TASK
Copy out the entries below precisely; nothing is to be omitted.

— Start INPUT FOR THIS TASK —

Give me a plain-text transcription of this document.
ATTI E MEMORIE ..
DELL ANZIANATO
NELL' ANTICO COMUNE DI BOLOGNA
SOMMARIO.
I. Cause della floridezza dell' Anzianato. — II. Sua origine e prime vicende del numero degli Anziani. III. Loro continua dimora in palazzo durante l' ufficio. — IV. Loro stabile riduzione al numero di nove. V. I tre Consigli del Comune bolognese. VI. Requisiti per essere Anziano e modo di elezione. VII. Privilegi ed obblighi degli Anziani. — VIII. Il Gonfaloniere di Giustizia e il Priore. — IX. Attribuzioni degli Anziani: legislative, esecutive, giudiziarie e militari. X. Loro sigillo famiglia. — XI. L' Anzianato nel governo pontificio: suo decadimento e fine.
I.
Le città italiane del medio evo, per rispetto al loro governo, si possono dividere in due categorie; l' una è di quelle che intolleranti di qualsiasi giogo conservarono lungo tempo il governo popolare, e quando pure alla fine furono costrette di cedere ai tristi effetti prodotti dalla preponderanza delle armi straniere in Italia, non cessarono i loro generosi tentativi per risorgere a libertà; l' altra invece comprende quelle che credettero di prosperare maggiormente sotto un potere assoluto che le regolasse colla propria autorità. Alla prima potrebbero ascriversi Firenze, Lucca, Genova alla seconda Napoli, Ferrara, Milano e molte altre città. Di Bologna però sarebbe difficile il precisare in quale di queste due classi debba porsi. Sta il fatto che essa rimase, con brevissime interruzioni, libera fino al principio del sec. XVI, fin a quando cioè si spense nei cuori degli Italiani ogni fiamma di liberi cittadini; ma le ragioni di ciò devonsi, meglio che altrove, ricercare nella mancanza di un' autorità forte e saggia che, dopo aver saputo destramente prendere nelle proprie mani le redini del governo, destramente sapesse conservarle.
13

— End INPUT FOR THIS TASK —

TASK SOLUTION
Give me a plain-text transcription of this document.
ATTI E MEMORIE ..
DELL ANZIANATO
NELL' ANTICO COMUNE DI BOLOGNA
SOMMARIO.
I. Cause della floridezza dell' Anzianato. — II. Sua origine e prime vicende del numero degli Anziani. III. Loro continua dimora in palazzo durante l' ufficio. — IV. Loro stabile riduzione al numero di nove. V. I tre Consigli del Comune bolognese. VI. Requisiti per essere Anziano e modo di elezione. VII. Privilegi ed obblighi degli Anziani. — VIII. Il Gonfaloniere di Giustizia e il Priore. — IX. Attribuzioni degli Anziani: legislative, esecutive, giudiziarie e militari. X. Loro sigillo famiglia. — XI. L' Anzianato nel governo pontificio: suo decadimento e fine.
I.
Le città italiane del medio evo, per rispetto al loro governo, si possono dividere in due categorie; l' una è di quelle che intolleranti di qualsiasi giogo conservarono lungo tempo il governo popolare, e quando pure alla fine furono costrette di cedere ai tristi effetti prodotti dalla preponderanza delle armi straniere in Italia, non cessarono i loro generosi tentativi per risorgere a libertà; l' altra invece comprende quelle che credettero di prosperare maggiormente sotto un potere assoluto che le regolasse colla propria autorità. Alla prima potrebbero ascriversi Firenze, Lucca, Genova alla seconda Napoli, Ferrara, Milano e molte altre città. Di Bologna però sarebbe difficile il precisare in quale di queste due classi debba porsi. Sta il fatto che essa rimase, con brevissime interruzioni, libera fino al principio del sec. XVI, fin a quando cioè si spense nei cuori degli Italiani ogni fiamma di liberi cittadini; ma le ragioni di ciò devonsi, meglio che altrove, ricercare nella mancanza di un' autorità forte e saggia che, dopo aver saputo destramente prendere nelle proprie mani le redini del governo, destramente sapesse conservarle.
13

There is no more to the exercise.